> WHAT THE EXERCISE ASKS:
Write out the items word for word, from the first line through the line that contains "series-line-a [115,17,608,349]", with both of those lines included.

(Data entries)
↓↓↓

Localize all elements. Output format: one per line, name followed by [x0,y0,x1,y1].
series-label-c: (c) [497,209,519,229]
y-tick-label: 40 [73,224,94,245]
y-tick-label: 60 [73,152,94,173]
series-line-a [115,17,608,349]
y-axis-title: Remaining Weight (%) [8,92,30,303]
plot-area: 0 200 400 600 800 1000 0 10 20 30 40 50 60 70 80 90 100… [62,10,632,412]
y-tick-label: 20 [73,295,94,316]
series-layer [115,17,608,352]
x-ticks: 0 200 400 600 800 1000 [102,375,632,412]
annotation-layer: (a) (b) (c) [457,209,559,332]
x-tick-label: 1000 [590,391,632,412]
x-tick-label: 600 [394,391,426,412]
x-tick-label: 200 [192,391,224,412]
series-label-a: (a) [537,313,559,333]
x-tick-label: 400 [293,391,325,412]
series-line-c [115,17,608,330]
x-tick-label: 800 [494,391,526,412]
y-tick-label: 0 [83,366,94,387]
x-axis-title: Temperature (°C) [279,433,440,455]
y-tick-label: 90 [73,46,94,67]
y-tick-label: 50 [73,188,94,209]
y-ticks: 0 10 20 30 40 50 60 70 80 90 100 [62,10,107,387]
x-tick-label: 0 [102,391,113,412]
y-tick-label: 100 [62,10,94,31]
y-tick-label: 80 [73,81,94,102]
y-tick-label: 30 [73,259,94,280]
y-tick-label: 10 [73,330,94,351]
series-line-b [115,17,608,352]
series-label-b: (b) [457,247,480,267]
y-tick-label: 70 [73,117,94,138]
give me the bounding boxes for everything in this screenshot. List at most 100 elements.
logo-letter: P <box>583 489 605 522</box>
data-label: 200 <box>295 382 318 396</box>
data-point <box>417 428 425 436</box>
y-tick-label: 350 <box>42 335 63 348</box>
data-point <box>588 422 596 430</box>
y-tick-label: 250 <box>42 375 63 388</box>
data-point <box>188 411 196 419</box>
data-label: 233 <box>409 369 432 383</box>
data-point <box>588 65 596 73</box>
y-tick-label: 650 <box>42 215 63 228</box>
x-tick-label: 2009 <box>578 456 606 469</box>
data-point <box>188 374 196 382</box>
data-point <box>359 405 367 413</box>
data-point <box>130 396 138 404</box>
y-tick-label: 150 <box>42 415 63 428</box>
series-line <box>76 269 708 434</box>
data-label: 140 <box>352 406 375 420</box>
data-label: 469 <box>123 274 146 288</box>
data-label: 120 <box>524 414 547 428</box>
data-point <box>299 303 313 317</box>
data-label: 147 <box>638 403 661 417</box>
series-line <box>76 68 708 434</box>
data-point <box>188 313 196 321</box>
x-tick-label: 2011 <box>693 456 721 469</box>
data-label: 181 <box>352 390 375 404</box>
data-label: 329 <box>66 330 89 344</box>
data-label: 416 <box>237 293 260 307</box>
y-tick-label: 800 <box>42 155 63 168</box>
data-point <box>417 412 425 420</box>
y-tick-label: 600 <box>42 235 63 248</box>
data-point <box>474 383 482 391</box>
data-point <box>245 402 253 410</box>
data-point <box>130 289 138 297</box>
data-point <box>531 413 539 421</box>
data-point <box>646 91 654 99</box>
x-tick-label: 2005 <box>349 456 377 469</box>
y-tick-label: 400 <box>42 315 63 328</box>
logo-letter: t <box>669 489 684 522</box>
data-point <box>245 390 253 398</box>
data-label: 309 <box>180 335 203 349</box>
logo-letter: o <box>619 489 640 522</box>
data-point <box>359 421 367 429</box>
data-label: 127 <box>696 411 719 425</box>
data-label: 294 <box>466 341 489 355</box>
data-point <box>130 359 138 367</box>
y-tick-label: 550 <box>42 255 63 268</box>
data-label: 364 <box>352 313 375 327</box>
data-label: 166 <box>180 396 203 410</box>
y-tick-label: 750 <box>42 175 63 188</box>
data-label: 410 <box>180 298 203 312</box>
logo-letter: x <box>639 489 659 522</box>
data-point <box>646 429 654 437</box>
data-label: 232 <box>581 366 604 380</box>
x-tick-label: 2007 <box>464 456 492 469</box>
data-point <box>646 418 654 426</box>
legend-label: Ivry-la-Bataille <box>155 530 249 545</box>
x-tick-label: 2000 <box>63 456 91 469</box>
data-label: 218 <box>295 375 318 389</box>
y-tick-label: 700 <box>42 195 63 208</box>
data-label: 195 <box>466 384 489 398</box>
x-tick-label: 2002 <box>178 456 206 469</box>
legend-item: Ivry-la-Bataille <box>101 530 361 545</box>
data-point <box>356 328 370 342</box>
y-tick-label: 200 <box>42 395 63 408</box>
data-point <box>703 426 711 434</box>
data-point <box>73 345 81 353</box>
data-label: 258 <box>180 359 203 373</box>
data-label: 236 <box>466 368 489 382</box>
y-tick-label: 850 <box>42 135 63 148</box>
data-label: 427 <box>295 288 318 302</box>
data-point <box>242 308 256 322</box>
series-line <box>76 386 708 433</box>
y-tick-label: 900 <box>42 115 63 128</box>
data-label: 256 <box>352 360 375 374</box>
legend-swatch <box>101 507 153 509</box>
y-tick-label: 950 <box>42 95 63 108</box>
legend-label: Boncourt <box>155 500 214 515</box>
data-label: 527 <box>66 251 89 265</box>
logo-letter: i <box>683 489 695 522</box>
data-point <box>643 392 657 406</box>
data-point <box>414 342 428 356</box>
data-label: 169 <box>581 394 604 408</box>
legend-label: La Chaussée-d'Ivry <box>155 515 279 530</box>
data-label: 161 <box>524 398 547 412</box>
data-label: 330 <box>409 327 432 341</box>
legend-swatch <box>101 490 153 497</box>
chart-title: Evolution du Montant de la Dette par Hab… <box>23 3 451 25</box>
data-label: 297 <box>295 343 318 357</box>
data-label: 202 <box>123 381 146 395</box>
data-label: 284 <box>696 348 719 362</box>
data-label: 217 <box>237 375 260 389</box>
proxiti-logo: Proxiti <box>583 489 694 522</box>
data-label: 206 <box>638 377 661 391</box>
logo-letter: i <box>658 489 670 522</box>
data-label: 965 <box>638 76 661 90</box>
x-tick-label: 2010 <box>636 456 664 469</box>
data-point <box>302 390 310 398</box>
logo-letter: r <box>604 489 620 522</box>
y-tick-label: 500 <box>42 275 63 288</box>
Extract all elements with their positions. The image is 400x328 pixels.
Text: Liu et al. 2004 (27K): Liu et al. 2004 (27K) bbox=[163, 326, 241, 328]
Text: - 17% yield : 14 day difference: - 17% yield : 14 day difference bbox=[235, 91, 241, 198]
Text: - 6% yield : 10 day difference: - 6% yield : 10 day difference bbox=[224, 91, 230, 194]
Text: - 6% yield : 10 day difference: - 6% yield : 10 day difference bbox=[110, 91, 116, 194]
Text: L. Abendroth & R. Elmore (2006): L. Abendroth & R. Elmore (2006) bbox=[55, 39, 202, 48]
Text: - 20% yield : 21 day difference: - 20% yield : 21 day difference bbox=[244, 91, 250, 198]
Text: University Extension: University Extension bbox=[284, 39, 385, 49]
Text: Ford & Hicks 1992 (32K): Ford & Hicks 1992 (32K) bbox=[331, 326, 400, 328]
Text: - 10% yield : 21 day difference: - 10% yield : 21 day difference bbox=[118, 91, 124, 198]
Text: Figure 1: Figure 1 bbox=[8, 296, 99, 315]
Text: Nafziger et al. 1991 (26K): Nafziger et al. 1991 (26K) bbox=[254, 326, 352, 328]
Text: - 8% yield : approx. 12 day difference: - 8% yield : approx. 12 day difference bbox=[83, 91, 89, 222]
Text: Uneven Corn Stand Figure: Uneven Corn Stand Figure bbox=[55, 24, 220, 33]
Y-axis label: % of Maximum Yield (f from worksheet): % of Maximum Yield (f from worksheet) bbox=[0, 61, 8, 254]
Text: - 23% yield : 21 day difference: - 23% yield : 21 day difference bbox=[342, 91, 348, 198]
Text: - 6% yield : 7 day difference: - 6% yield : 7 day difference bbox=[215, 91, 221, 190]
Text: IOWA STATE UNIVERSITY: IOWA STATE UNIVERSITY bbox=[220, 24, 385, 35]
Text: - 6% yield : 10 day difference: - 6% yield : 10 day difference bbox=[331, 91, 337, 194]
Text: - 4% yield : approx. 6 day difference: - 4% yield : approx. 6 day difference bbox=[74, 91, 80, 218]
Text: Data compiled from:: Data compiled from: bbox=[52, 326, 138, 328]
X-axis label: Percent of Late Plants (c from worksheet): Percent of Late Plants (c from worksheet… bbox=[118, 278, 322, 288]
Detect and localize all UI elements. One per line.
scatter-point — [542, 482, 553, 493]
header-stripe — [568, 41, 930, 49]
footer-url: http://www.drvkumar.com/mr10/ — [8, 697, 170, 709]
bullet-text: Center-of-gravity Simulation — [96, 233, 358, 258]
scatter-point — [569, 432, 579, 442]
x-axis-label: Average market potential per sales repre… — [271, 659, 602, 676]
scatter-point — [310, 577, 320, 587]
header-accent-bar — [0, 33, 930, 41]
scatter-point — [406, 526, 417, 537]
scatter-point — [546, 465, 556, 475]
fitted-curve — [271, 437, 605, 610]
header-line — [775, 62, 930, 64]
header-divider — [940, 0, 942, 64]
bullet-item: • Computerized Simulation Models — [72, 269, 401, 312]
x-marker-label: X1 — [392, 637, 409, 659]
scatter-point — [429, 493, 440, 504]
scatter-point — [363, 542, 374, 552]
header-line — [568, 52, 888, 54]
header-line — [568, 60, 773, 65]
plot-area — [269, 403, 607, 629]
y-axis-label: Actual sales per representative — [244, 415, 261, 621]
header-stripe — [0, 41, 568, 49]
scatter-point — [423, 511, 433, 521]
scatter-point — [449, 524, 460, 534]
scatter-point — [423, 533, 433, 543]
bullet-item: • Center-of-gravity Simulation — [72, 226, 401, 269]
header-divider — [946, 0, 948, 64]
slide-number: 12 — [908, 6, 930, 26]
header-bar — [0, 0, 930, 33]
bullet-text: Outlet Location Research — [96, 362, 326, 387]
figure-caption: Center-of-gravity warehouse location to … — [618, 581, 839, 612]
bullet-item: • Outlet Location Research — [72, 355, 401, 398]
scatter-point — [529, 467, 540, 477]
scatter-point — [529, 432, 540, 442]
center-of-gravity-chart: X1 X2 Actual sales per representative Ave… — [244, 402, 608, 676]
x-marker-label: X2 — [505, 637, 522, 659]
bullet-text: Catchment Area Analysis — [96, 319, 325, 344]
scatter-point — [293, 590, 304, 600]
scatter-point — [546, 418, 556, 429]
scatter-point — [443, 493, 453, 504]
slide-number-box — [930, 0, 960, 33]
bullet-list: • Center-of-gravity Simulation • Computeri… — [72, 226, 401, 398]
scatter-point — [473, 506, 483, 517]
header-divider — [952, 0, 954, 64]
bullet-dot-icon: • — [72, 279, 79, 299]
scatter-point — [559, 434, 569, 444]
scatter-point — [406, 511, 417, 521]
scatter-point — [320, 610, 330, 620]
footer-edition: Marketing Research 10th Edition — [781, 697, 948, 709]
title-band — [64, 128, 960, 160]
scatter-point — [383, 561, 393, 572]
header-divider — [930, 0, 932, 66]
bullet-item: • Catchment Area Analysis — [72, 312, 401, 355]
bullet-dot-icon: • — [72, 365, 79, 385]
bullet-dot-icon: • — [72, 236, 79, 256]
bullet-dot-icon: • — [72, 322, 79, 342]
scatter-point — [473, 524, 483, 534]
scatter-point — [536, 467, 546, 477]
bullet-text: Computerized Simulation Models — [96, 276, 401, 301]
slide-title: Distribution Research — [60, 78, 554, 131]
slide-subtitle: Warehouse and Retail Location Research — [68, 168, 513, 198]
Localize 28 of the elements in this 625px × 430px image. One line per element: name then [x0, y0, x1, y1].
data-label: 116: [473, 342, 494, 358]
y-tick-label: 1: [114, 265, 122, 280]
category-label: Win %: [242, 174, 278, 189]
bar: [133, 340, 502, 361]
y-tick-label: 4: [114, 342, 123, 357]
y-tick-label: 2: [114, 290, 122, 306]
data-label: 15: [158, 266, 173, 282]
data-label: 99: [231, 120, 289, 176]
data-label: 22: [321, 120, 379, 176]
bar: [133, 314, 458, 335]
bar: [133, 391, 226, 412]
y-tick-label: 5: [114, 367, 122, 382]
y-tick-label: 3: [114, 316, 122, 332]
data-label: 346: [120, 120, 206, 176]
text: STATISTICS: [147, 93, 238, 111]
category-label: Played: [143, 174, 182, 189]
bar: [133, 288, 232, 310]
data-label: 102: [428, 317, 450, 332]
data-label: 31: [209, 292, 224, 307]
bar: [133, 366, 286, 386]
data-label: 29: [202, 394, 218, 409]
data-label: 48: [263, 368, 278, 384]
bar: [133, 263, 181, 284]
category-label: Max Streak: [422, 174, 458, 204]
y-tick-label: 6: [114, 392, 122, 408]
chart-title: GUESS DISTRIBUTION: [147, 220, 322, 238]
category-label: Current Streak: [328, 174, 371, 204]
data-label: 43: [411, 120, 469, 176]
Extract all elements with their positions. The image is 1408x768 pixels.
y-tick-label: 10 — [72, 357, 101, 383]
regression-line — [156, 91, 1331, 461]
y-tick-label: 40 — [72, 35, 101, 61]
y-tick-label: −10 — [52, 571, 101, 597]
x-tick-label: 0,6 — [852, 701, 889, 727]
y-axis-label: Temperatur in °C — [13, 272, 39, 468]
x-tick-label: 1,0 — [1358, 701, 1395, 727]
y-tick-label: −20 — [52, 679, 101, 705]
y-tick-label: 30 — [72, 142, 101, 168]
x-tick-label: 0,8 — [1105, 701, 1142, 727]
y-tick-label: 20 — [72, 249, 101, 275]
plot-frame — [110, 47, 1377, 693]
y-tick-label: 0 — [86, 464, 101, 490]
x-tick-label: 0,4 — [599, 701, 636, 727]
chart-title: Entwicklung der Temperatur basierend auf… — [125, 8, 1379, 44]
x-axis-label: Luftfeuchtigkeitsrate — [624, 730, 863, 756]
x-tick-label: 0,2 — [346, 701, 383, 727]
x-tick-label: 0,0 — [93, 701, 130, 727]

↑↑↑

> OUTPUT FOR THIS TASK:
Localize all elements. Output format: one per line, name followed by [x0,y0,x1,y1].
series-label-c: (c) [497,209,519,229]
y-tick-label: 40 [73,224,94,245]
y-tick-label: 60 [73,152,94,173]
series-line-a [115,17,608,349]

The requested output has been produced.